--- start of Rows ---
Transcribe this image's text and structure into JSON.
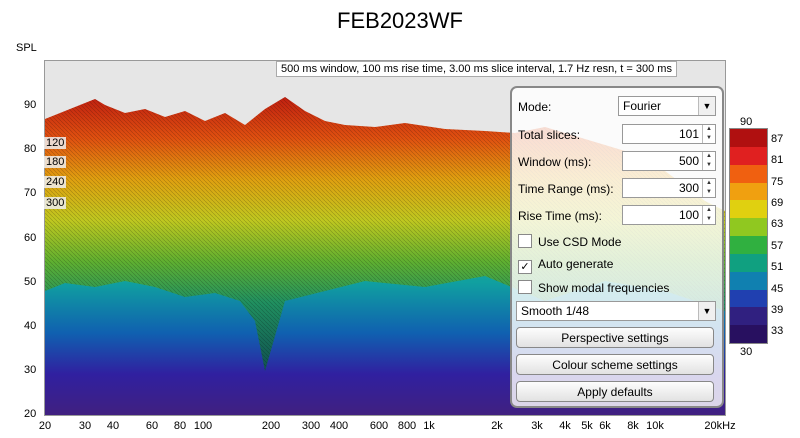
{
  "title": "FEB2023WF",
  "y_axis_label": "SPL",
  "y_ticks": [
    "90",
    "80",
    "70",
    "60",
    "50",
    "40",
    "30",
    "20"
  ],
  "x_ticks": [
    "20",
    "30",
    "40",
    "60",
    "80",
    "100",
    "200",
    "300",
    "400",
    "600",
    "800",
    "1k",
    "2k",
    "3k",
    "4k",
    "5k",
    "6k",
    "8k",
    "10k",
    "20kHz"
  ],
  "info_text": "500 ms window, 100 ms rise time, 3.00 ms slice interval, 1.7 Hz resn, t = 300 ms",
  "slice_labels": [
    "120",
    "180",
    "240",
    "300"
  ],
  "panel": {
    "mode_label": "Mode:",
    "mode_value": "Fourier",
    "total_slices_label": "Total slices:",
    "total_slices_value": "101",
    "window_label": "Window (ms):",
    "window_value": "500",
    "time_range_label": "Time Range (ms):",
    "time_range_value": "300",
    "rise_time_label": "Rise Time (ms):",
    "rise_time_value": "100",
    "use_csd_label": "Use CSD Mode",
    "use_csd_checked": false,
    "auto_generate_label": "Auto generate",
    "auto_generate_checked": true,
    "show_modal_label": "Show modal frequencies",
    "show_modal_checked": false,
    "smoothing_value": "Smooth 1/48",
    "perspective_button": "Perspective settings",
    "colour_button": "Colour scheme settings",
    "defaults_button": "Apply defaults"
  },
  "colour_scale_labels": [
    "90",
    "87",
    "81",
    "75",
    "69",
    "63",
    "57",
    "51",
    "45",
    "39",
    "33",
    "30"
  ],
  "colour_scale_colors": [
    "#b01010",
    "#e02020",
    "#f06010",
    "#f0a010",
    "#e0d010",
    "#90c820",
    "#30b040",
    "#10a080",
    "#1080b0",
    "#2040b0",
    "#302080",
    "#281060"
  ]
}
--- end of Rows ---
- Task goal
Copy out the lines in which the string "false" appears.

- Full answer
    "use_csd_checked": false,
    "show_modal_checked": false,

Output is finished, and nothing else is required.